▸ Given task
Among the entries below, count the lines that contain the word "name". Write down only the total.

▸ Material to process
..............................
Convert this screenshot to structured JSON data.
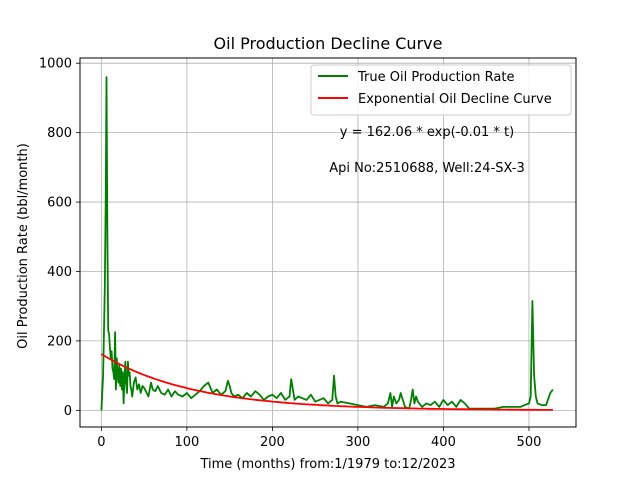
{
  "chart_data": {
    "type": "line",
    "title": "Oil Production Decline Curve",
    "xlabel": "Time (months) from:1/1979 to:12/2023",
    "ylabel": "Oil Production Rate (bbl/month)",
    "xlim": [
      -25,
      555
    ],
    "ylim": [
      -48,
      1015
    ],
    "xticks": [
      0,
      100,
      200,
      300,
      400,
      500
    ],
    "yticks": [
      0,
      200,
      400,
      600,
      800,
      1000
    ],
    "grid": true,
    "legend_position": "top-right",
    "annotations": [
      "y = 162.06 * exp(-0.01 * t)",
      "Api No:2510688, Well:24-SX-3"
    ],
    "series": [
      {
        "name": "True Oil Production Rate",
        "color": "#008000",
        "x": [
          0,
          2,
          4,
          5,
          6,
          7,
          8,
          9,
          10,
          11,
          12,
          13,
          14,
          15,
          16,
          17,
          18,
          19,
          20,
          21,
          22,
          23,
          24,
          25,
          26,
          27,
          28,
          29,
          30,
          31,
          32,
          33,
          34,
          35,
          36,
          38,
          40,
          42,
          44,
          46,
          48,
          50,
          52,
          55,
          58,
          60,
          63,
          66,
          70,
          74,
          78,
          82,
          86,
          90,
          95,
          100,
          105,
          110,
          115,
          120,
          125,
          130,
          135,
          140,
          145,
          148,
          150,
          152,
          155,
          160,
          165,
          170,
          175,
          180,
          185,
          190,
          195,
          200,
          205,
          210,
          215,
          220,
          222,
          224,
          226,
          230,
          235,
          240,
          245,
          250,
          255,
          260,
          265,
          270,
          272,
          274,
          276,
          280,
          290,
          300,
          310,
          320,
          330,
          335,
          338,
          340,
          342,
          345,
          348,
          350,
          355,
          360,
          362,
          364,
          366,
          368,
          370,
          375,
          380,
          385,
          390,
          395,
          400,
          405,
          410,
          415,
          420,
          425,
          430,
          440,
          450,
          460,
          470,
          480,
          490,
          495,
          500,
          502,
          504,
          506,
          508,
          510,
          515,
          520,
          525,
          528
        ],
        "y": [
          0,
          100,
          350,
          600,
          960,
          500,
          230,
          220,
          180,
          150,
          170,
          120,
          110,
          90,
          225,
          60,
          150,
          100,
          80,
          130,
          70,
          120,
          60,
          110,
          20,
          90,
          140,
          80,
          50,
          140,
          100,
          110,
          70,
          60,
          40,
          80,
          95,
          60,
          75,
          50,
          70,
          65,
          55,
          40,
          80,
          60,
          55,
          70,
          50,
          45,
          60,
          40,
          55,
          45,
          40,
          50,
          35,
          45,
          55,
          70,
          80,
          50,
          60,
          45,
          55,
          85,
          70,
          50,
          40,
          45,
          35,
          50,
          40,
          55,
          45,
          30,
          40,
          45,
          35,
          50,
          30,
          40,
          90,
          60,
          30,
          40,
          35,
          30,
          45,
          25,
          30,
          35,
          20,
          30,
          100,
          40,
          20,
          25,
          20,
          15,
          10,
          15,
          10,
          20,
          50,
          10,
          40,
          20,
          30,
          50,
          10,
          5,
          30,
          60,
          20,
          40,
          25,
          10,
          20,
          15,
          25,
          10,
          30,
          15,
          25,
          10,
          30,
          20,
          5,
          5,
          5,
          5,
          10,
          10,
          10,
          15,
          20,
          40,
          315,
          100,
          40,
          20,
          15,
          15,
          50,
          60
        ]
      },
      {
        "name": "Exponential Oil Decline Curve",
        "color": "#ff0000",
        "model": {
          "a": 162.06,
          "b": 0.0093
        },
        "x_range": [
          0,
          528
        ]
      }
    ]
  }
}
..............................
▸ Output below
2